REQUEST:
Extract and list every line that contains the word "Informática".

MATERIAL SUPPLIED:
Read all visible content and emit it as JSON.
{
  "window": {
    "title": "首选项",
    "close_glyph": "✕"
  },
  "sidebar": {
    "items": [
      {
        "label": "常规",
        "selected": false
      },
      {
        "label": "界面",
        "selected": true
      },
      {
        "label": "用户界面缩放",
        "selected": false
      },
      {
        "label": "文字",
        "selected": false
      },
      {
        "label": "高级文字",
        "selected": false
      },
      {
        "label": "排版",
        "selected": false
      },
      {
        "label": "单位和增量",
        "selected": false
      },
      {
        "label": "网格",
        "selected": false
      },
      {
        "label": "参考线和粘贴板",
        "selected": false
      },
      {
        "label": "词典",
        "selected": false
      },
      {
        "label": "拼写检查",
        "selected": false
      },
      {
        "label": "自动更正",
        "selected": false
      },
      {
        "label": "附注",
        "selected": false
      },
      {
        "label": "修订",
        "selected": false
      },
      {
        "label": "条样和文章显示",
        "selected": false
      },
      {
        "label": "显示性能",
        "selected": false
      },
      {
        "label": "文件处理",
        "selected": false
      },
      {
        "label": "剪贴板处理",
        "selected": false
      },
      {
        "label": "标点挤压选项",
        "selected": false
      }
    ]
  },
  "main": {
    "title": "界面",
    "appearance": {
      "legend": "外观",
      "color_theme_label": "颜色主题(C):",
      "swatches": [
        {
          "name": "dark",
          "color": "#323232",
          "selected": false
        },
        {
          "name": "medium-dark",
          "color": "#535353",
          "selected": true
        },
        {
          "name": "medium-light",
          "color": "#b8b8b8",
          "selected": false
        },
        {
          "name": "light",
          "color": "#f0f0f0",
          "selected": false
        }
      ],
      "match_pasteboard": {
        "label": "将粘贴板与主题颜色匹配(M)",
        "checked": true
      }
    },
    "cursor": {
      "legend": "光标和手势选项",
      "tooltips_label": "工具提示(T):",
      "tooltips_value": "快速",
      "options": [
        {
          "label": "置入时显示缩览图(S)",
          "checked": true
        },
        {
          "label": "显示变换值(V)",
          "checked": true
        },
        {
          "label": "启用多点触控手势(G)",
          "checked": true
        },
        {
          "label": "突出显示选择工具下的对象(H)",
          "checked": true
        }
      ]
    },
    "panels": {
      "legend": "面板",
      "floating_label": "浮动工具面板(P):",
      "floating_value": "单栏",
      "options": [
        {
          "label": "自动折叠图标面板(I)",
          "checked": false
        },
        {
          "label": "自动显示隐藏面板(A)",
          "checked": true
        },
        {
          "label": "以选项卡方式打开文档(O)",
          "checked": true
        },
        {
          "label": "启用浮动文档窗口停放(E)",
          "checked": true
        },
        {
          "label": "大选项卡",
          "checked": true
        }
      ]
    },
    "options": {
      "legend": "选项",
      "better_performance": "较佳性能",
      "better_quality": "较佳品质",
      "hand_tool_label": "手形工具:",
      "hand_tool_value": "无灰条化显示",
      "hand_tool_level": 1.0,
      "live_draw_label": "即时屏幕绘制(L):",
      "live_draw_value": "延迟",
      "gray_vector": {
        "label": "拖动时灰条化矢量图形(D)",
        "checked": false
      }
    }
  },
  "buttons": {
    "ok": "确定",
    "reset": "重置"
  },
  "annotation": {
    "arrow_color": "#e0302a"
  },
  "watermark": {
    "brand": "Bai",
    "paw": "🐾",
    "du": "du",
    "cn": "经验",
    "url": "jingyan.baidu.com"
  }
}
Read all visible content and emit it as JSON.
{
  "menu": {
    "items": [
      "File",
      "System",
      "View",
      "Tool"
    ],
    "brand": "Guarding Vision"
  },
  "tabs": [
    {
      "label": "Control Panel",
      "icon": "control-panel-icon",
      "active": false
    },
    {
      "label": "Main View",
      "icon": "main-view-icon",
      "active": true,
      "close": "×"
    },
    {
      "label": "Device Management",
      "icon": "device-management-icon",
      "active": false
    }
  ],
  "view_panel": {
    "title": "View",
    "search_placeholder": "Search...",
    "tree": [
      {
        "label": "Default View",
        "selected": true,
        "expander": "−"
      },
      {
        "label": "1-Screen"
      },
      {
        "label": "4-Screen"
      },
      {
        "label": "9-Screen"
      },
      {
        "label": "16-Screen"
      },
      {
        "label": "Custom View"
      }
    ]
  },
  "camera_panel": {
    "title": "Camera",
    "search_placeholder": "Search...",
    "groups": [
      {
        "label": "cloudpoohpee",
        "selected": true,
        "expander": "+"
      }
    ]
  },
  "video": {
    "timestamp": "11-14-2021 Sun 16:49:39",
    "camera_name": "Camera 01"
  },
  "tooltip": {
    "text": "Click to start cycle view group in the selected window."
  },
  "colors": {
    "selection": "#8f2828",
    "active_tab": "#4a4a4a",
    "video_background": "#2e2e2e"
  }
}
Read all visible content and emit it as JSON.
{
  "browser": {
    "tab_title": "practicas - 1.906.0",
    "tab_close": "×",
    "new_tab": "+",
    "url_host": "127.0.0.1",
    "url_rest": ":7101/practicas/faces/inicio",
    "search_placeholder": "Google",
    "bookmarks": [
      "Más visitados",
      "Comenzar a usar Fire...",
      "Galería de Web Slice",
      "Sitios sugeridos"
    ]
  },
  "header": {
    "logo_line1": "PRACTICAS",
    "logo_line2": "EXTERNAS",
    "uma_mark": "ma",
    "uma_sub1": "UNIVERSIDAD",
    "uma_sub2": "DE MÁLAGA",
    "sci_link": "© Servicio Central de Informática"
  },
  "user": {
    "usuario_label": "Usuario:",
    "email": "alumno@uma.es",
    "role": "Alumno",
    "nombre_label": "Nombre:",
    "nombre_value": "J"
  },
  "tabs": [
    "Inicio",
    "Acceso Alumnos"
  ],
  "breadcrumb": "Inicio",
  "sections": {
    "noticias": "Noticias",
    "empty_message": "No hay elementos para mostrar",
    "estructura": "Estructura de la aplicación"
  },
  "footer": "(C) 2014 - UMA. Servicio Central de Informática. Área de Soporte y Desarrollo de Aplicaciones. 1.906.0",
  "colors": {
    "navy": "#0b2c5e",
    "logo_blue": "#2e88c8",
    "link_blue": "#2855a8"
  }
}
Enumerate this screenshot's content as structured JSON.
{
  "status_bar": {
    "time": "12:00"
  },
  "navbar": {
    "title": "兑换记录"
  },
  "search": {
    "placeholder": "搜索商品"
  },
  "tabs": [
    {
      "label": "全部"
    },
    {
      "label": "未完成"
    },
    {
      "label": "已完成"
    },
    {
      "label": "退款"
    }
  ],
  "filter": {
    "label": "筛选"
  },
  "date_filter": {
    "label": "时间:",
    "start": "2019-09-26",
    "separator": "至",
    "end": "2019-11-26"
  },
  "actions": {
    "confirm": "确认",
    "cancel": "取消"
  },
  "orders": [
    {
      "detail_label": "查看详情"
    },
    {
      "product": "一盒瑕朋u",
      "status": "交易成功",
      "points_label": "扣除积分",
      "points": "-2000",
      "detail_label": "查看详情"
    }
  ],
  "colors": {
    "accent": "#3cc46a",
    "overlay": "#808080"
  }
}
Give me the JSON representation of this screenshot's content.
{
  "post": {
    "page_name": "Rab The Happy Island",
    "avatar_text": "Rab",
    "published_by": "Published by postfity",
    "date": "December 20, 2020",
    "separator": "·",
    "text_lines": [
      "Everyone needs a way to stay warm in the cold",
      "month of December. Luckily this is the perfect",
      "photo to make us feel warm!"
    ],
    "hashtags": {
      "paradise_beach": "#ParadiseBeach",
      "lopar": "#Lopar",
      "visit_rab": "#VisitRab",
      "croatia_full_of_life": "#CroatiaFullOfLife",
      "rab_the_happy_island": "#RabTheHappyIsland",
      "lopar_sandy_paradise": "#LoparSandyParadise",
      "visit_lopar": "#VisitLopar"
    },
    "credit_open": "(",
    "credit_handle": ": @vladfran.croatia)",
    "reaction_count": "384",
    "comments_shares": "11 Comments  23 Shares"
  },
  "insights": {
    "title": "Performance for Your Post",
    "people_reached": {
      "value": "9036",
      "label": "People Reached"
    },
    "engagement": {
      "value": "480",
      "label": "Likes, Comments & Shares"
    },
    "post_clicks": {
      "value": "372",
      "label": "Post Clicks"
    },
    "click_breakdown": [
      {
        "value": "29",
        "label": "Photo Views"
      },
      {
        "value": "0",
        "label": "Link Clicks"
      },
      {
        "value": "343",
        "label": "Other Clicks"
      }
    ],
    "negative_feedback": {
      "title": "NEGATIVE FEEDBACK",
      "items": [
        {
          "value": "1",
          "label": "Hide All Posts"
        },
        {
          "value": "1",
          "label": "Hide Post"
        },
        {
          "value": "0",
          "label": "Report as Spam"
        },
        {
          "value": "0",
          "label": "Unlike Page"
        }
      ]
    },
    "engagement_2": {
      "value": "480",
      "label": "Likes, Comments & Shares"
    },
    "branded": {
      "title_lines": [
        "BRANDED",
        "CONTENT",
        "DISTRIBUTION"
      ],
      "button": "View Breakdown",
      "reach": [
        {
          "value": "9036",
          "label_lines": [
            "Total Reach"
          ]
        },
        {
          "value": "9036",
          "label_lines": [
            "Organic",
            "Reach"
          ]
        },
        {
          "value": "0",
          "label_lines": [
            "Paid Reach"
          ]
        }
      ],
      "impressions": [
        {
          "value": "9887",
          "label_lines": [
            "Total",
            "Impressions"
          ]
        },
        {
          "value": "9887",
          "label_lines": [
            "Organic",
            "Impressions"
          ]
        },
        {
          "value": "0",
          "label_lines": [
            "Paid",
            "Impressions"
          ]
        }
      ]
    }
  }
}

REPLY TO THE EXERCISE:
    "sci_link": "© Servicio Central de Informática"
  "footer": "(C) 2014 - UMA. Servicio Central de Informática. Área de Soporte y Desarrollo de Aplicaciones. 1.906.0",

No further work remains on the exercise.